● Recorded data:
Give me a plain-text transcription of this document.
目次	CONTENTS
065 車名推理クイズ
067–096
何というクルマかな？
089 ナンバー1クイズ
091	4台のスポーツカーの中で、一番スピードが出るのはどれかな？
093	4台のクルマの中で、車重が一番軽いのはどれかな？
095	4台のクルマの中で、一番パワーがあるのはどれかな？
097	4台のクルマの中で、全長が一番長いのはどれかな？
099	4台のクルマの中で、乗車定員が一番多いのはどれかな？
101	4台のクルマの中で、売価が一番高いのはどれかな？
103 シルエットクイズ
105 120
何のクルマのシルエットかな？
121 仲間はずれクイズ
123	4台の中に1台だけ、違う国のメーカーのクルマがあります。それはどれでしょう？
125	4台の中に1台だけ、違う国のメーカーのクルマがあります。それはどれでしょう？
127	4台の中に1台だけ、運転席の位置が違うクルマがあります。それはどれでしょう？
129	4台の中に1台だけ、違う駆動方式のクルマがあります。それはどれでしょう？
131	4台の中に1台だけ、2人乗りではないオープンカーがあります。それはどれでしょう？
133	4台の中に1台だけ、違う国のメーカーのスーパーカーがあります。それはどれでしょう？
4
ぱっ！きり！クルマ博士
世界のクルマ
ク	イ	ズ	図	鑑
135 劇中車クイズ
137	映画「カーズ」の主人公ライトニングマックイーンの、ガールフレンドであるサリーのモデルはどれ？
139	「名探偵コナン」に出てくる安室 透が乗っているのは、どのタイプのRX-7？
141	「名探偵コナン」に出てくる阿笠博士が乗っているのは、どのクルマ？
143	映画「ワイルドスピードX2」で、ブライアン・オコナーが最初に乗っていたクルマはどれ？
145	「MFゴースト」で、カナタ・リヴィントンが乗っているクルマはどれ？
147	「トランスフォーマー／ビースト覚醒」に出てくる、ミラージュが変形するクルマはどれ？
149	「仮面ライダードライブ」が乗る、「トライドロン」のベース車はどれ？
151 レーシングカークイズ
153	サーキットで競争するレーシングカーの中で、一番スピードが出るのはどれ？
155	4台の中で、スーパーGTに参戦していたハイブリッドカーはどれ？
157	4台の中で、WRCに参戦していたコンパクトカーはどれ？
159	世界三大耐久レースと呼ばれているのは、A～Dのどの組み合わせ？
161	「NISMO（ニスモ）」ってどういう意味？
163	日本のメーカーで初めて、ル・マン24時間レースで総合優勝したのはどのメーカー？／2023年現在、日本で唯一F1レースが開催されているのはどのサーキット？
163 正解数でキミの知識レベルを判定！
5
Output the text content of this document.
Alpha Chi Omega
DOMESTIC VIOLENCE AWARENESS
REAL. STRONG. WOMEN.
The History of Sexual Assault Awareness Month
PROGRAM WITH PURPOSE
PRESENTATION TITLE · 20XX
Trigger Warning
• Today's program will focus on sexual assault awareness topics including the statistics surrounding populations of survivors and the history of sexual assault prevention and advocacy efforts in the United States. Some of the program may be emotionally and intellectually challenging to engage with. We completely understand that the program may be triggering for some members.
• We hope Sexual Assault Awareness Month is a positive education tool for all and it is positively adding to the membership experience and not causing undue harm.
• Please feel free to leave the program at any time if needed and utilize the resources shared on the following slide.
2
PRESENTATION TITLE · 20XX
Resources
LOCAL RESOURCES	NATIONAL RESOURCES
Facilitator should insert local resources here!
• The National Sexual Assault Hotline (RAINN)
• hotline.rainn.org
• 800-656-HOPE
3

● To be done:
Write out all the records above again, exactly as they stand.

● Answer to this exercise:
Give me a plain-text transcription of this document.
目次	CONTENTS
065 車名推理クイズ
067–096
何というクルマかな？
089 ナンバー1クイズ
091	4台のスポーツカーの中で、一番スピードが出るのはどれかな？
093	4台のクルマの中で、車重が一番軽いのはどれかな？
095	4台のクルマの中で、一番パワーがあるのはどれかな？
097	4台のクルマの中で、全長が一番長いのはどれかな？
099	4台のクルマの中で、乗車定員が一番多いのはどれかな？
101	4台のクルマの中で、売価が一番高いのはどれかな？
103 シルエットクイズ
105 120
何のクルマのシルエットかな？
121 仲間はずれクイズ
123	4台の中に1台だけ、違う国のメーカーのクルマがあります。それはどれでしょう？
125	4台の中に1台だけ、違う国のメーカーのクルマがあります。それはどれでしょう？
127	4台の中に1台だけ、運転席の位置が違うクルマがあります。それはどれでしょう？
129	4台の中に1台だけ、違う駆動方式のクルマがあります。それはどれでしょう？
131	4台の中に1台だけ、2人乗りではないオープンカーがあります。それはどれでしょう？
133	4台の中に1台だけ、違う国のメーカーのスーパーカーがあります。それはどれでしょう？
4
ぱっ！きり！クルマ博士
世界のクルマ
ク	イ	ズ	図	鑑
135 劇中車クイズ
137	映画「カーズ」の主人公ライトニングマックイーンの、ガールフレンドであるサリーのモデルはどれ？
139	「名探偵コナン」に出てくる安室 透が乗っているのは、どのタイプのRX-7？
141	「名探偵コナン」に出てくる阿笠博士が乗っているのは、どのクルマ？
143	映画「ワイルドスピードX2」で、ブライアン・オコナーが最初に乗っていたクルマはどれ？
145	「MFゴースト」で、カナタ・リヴィントンが乗っているクルマはどれ？
147	「トランスフォーマー／ビースト覚醒」に出てくる、ミラージュが変形するクルマはどれ？
149	「仮面ライダードライブ」が乗る、「トライドロン」のベース車はどれ？
151 レーシングカークイズ
153	サーキットで競争するレーシングカーの中で、一番スピードが出るのはどれ？
155	4台の中で、スーパーGTに参戦していたハイブリッドカーはどれ？
157	4台の中で、WRCに参戦していたコンパクトカーはどれ？
159	世界三大耐久レースと呼ばれているのは、A～Dのどの組み合わせ？
161	「NISMO（ニスモ）」ってどういう意味？
163	日本のメーカーで初めて、ル・マン24時間レースで総合優勝したのはどのメーカー？／2023年現在、日本で唯一F1レースが開催されているのはどのサーキット？
163 正解数でキミの知識レベルを判定！
5
Output the text content of this document.
Alpha Chi Omega
DOMESTIC VIOLENCE AWARENESS
REAL. STRONG. WOMEN.
The History of Sexual Assault Awareness Month
PROGRAM WITH PURPOSE
PRESENTATION TITLE · 20XX
Trigger Warning
• Today's program will focus on sexual assault awareness topics including the statistics surrounding populations of survivors and the history of sexual assault prevention and advocacy efforts in the United States. Some of the program may be emotionally and intellectually challenging to engage with. We completely understand that the program may be triggering for some members.
• We hope Sexual Assault Awareness Month is a positive education tool for all and it is positively adding to the membership experience and not causing undue harm.
• Please feel free to leave the program at any time if needed and utilize the resources shared on the following slide.
2
PRESENTATION TITLE · 20XX
Resources
LOCAL RESOURCES	NATIONAL RESOURCES
Facilitator should insert local resources here!
• The National Sexual Assault Hotline (RAINN)
• hotline.rainn.org
• 800-656-HOPE
3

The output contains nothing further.